# YOUR OBJECTIVE
Count every line below in which "scale" occurs, then give only the count.

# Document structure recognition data
........
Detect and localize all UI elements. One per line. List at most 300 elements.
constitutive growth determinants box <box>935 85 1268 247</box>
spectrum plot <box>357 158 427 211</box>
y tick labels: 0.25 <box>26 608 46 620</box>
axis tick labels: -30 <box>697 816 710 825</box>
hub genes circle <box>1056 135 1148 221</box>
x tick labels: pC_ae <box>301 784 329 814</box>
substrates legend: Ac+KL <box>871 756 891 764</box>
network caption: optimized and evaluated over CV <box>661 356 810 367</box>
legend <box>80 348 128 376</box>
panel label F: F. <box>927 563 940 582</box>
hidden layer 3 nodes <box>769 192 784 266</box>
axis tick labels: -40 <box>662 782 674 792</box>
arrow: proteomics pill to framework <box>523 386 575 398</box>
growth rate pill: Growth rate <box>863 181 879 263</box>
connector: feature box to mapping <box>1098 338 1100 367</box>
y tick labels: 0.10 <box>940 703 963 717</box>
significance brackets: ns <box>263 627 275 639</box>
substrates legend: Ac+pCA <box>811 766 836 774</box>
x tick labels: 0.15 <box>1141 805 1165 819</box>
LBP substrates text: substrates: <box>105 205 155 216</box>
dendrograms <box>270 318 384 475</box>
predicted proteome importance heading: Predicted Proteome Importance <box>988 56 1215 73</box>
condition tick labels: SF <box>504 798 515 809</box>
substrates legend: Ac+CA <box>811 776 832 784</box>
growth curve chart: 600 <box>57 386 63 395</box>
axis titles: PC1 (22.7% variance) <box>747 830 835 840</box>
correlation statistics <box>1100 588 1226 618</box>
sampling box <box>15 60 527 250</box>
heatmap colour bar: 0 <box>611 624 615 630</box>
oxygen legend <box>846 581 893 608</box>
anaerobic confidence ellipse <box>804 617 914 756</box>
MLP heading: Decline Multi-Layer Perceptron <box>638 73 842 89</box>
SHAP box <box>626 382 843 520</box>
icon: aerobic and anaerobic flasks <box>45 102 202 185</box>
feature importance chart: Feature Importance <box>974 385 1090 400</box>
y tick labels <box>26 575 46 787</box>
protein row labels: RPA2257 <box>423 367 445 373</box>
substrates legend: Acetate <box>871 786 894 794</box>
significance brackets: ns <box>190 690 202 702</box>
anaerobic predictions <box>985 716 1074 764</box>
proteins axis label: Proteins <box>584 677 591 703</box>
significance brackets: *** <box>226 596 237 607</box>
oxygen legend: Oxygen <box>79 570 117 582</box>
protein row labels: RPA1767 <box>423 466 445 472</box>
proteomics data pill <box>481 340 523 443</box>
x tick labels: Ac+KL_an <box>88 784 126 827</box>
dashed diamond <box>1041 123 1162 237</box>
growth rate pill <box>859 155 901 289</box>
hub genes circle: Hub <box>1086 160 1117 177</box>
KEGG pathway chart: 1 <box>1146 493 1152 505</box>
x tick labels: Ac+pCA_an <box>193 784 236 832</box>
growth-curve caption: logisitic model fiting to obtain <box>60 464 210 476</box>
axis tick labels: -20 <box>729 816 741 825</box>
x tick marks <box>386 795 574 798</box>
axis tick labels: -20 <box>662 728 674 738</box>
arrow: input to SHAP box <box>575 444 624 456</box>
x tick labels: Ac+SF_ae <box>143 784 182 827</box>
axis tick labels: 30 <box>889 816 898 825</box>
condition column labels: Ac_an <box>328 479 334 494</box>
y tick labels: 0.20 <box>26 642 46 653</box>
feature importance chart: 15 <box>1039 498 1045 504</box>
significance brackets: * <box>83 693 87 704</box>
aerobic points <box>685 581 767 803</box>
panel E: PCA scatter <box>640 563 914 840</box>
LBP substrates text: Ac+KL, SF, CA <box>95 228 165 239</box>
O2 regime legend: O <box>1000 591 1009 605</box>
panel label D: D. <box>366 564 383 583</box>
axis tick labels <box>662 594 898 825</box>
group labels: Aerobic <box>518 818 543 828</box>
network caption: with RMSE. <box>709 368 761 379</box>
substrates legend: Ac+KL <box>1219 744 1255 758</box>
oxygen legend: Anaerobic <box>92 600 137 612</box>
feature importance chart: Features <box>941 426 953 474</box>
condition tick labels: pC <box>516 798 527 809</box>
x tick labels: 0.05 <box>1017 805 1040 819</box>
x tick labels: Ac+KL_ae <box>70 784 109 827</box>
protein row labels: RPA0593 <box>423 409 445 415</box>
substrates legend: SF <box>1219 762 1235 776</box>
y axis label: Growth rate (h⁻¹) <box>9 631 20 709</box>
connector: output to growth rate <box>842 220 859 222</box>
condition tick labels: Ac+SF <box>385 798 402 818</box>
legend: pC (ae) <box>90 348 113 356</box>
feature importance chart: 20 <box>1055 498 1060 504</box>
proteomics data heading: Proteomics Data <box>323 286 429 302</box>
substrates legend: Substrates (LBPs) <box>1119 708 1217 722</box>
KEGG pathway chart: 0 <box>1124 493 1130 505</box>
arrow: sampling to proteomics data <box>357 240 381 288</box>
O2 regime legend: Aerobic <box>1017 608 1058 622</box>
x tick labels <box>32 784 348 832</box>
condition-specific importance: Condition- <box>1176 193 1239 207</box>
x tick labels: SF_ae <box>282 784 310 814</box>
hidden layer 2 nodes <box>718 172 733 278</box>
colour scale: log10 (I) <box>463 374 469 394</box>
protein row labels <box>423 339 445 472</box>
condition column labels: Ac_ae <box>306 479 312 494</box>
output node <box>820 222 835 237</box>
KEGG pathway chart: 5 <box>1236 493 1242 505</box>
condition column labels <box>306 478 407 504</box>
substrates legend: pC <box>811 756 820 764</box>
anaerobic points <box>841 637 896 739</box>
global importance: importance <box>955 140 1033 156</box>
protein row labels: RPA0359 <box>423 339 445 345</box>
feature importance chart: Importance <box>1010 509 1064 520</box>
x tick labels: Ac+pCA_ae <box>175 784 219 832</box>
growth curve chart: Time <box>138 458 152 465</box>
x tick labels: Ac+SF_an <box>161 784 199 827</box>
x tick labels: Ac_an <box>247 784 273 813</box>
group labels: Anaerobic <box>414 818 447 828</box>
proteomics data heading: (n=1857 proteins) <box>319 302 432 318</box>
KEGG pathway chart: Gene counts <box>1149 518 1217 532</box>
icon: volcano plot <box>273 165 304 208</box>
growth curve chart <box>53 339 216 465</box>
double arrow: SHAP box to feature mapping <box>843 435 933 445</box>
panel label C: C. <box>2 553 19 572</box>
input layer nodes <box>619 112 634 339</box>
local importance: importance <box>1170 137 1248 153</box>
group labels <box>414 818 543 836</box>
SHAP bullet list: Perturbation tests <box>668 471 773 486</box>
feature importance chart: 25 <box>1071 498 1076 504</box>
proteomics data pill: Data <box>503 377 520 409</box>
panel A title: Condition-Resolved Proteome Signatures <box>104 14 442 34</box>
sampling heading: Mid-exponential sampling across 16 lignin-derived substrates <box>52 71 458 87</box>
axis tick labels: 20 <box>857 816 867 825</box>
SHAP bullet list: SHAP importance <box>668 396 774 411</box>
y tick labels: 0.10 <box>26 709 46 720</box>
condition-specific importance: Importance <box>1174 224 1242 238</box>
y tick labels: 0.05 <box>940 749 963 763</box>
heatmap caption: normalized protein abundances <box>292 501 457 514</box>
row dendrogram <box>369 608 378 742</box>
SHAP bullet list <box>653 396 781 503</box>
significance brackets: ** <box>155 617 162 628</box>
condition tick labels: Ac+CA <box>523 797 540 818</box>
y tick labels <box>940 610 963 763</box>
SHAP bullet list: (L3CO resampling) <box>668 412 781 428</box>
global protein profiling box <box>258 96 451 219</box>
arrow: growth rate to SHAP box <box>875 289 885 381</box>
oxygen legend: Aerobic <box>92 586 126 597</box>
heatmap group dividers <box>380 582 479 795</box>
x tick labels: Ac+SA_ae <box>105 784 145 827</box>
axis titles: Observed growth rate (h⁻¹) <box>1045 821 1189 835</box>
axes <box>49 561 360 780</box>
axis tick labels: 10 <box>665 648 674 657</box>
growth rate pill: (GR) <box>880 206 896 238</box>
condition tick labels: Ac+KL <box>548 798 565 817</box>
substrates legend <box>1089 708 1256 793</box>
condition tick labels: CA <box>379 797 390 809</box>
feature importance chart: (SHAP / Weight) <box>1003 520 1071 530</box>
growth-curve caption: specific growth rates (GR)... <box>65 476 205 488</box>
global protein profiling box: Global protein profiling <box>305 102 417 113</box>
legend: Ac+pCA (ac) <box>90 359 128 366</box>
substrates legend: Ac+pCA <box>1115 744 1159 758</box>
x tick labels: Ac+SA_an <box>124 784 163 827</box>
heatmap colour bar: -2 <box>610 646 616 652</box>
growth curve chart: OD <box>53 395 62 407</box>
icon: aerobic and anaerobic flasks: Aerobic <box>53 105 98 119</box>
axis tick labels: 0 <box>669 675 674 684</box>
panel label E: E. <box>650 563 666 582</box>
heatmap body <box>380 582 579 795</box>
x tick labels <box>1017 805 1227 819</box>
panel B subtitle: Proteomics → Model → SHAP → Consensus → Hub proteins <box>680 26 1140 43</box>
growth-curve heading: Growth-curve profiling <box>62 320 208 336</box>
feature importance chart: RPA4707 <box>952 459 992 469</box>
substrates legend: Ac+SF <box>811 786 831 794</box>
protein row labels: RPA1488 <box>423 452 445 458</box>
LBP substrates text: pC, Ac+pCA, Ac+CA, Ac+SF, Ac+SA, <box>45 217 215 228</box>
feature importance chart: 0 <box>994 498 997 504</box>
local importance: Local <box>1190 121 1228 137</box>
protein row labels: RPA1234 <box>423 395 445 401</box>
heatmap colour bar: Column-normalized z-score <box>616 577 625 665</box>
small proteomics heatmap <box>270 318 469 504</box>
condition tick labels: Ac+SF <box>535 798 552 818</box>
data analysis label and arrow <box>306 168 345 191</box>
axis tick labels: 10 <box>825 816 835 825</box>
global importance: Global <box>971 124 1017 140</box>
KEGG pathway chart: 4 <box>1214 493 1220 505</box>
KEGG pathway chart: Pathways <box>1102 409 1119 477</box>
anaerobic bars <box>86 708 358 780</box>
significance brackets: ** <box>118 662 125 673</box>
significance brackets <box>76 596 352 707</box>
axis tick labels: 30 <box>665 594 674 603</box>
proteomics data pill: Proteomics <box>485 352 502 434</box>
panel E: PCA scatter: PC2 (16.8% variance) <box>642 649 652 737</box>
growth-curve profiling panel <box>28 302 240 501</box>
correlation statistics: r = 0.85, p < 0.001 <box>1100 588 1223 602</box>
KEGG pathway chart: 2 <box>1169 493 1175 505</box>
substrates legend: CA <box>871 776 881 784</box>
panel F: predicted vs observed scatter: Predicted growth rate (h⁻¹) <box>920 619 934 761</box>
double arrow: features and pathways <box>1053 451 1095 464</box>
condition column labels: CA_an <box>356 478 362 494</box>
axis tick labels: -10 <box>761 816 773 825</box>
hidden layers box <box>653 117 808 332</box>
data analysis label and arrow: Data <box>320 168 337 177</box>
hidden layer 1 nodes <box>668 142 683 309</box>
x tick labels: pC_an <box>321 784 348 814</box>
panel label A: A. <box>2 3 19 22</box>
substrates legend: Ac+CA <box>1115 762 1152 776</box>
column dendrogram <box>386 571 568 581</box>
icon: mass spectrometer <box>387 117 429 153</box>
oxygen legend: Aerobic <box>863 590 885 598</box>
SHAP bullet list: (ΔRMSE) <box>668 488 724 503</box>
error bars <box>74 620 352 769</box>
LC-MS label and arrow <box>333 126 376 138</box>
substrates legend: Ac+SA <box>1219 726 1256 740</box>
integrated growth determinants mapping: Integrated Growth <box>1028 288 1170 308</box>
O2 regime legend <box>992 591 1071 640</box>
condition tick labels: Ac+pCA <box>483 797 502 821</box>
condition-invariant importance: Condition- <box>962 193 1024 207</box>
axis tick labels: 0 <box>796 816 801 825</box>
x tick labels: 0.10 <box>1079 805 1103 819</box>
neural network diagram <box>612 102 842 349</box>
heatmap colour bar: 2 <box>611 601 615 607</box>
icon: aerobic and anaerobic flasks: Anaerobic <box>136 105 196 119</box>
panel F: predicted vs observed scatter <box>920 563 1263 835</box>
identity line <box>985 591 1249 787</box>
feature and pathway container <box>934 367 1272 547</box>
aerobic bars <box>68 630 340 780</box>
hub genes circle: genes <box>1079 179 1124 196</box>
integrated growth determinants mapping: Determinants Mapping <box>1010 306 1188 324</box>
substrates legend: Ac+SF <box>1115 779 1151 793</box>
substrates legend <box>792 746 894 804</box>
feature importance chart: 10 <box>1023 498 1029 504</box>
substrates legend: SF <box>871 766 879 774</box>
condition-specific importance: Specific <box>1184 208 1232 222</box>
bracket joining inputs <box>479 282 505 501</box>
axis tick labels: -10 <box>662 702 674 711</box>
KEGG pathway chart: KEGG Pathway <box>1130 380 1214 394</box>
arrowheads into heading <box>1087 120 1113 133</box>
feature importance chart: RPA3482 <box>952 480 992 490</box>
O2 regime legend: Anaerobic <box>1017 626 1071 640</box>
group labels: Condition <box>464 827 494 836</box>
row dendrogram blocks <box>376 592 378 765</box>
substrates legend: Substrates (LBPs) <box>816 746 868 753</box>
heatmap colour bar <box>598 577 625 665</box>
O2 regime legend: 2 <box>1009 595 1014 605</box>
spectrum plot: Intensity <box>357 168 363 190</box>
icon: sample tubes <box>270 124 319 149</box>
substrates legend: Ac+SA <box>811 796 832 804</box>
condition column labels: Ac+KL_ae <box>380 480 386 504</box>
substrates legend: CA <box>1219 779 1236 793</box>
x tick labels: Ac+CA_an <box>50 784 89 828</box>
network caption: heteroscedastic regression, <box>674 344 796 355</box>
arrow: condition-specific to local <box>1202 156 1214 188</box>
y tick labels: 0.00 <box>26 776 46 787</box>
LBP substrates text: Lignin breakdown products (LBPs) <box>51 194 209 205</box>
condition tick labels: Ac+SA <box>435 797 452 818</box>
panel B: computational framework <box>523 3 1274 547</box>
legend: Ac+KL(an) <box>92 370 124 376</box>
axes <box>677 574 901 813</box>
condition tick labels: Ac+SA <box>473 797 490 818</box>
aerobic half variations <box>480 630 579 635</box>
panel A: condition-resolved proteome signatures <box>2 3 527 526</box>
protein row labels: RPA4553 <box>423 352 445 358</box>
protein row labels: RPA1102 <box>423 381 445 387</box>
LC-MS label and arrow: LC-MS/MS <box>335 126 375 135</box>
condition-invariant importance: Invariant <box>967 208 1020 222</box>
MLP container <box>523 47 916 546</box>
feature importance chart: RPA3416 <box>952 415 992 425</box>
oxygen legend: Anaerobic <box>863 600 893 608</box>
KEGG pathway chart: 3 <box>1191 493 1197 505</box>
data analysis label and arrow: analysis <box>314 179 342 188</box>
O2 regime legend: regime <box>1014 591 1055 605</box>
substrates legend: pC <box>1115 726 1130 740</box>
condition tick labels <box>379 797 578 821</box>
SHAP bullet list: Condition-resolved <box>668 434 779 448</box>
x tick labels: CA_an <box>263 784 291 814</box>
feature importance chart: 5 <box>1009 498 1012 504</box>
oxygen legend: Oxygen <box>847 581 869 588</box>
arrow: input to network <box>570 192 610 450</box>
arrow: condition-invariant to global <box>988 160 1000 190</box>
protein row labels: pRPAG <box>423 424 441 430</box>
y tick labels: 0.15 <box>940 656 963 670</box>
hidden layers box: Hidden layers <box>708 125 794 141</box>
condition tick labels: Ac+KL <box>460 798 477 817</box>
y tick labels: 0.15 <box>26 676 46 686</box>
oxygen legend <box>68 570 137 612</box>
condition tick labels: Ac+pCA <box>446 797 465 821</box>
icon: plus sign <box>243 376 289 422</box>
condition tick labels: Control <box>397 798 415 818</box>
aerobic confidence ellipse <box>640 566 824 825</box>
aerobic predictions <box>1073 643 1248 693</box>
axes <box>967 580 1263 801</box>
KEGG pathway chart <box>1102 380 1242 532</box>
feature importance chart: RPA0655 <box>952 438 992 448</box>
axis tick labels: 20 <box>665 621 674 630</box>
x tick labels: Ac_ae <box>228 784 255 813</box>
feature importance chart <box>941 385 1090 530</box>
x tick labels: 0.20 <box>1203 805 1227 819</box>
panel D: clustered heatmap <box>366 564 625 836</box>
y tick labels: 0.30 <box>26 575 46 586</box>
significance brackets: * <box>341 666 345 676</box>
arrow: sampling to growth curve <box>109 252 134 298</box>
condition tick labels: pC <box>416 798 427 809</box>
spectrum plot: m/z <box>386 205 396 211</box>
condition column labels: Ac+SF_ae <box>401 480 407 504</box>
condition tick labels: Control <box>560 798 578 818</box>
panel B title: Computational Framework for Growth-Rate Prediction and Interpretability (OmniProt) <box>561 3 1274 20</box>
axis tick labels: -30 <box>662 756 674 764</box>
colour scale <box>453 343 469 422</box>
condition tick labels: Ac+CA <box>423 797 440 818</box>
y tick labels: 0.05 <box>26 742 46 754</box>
........
# TASK ANSWER
2